Given problem >> Set down each line of the data below exactly as it stands, dropping the pictures.

[Dataset entries]
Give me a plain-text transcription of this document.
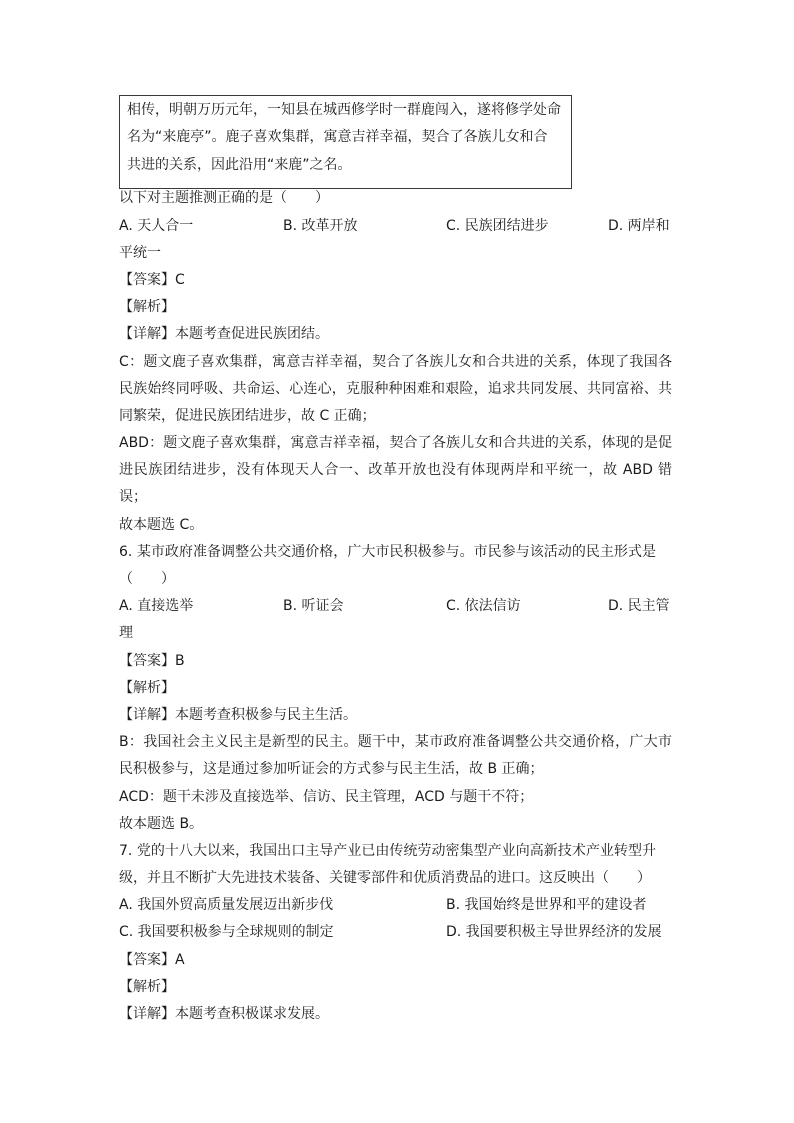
相传，明朝万历元年，一知县在城西修学时一群鹿闯入，遂将修学处命
名为“来鹿亭”。鹿子喜欢集群，寓意吉祥幸福，契合了各族儿女和合
共进的关系，因此沿用“来鹿”之名。
以下对主题推测正确的是（　　）
A. 天人合一	B. 改革开放	C. 民族团结进步	D. 两岸和
平统一
【答案】C
【解析】
【详解】本题考查促进民族团结。
C：题文鹿子喜欢集群，寓意吉祥幸福，契合了各族儿女和合共进的关系，体现了我国各
民族始终同呼吸、共命运、心连心，克服种种困难和艰险，追求共同发展、共同富裕、共
同繁荣，促进民族团结进步，故 C 正确；
ABD：题文鹿子喜欢集群，寓意吉祥幸福，契合了各族儿女和合共进的关系，体现的是促
进民族团结进步，没有体现天人合一、改革开放也没有体现两岸和平统一，故 ABD 错
误；
故本题选 C。
6. 某市政府准备调整公共交通价格，广大市民积极参与。市民参与该活动的民主形式是
（　　）
A. 直接选举	B. 听证会	C. 依法信访	D. 民主管
理
【答案】B
【解析】
【详解】本题考查积极参与民主生活。
B：我国社会主义民主是新型的民主。题干中，某市政府准备调整公共交通价格，广大市
民积极参与，这是通过参加听证会的方式参与民主生活，故 B 正确；
ACD：题干未涉及直接选举、信访、民主管理，ACD 与题干不符；
故本题选 B。
7. 党的十八大以来，我国出口主导产业已由传统劳动密集型产业向高新技术产业转型升
级，并且不断扩大先进技术装备、关键零部件和优质消费品的进口。这反映出（　　）
A. 我国外贸高质量发展迈出新步伐	B. 我国始终是世界和平的建设者
C. 我国要积极参与全球规则的制定	D. 我国要积极主导世界经济的发展
【答案】A
【解析】
【详解】本题考查积极谋求发展。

Task result >>
Give me a plain-text transcription of this document.
相传，明朝万历元年，一知县在城西修学时一群鹿闯入，遂将修学处命
名为“来鹿亭”。鹿子喜欢集群，寓意吉祥幸福，契合了各族儿女和合
共进的关系，因此沿用“来鹿”之名。
以下对主题推测正确的是（　　）
A. 天人合一	B. 改革开放	C. 民族团结进步	D. 两岸和
平统一
【答案】C
【解析】
【详解】本题考查促进民族团结。
C：题文鹿子喜欢集群，寓意吉祥幸福，契合了各族儿女和合共进的关系，体现了我国各
民族始终同呼吸、共命运、心连心，克服种种困难和艰险，追求共同发展、共同富裕、共
同繁荣，促进民族团结进步，故 C 正确；
ABD：题文鹿子喜欢集群，寓意吉祥幸福，契合了各族儿女和合共进的关系，体现的是促
进民族团结进步，没有体现天人合一、改革开放也没有体现两岸和平统一，故 ABD 错
误；
故本题选 C。
6. 某市政府准备调整公共交通价格，广大市民积极参与。市民参与该活动的民主形式是
（　　）
A. 直接选举	B. 听证会	C. 依法信访	D. 民主管
理
【答案】B
【解析】
【详解】本题考查积极参与民主生活。
B：我国社会主义民主是新型的民主。题干中，某市政府准备调整公共交通价格，广大市
民积极参与，这是通过参加听证会的方式参与民主生活，故 B 正确；
ACD：题干未涉及直接选举、信访、民主管理，ACD 与题干不符；
故本题选 B。
7. 党的十八大以来，我国出口主导产业已由传统劳动密集型产业向高新技术产业转型升
级，并且不断扩大先进技术装备、关键零部件和优质消费品的进口。这反映出（　　）
A. 我国外贸高质量发展迈出新步伐	B. 我国始终是世界和平的建设者
C. 我国要积极参与全球规则的制定	D. 我国要积极主导世界经济的发展
【答案】A
【解析】
【详解】本题考查积极谋求发展。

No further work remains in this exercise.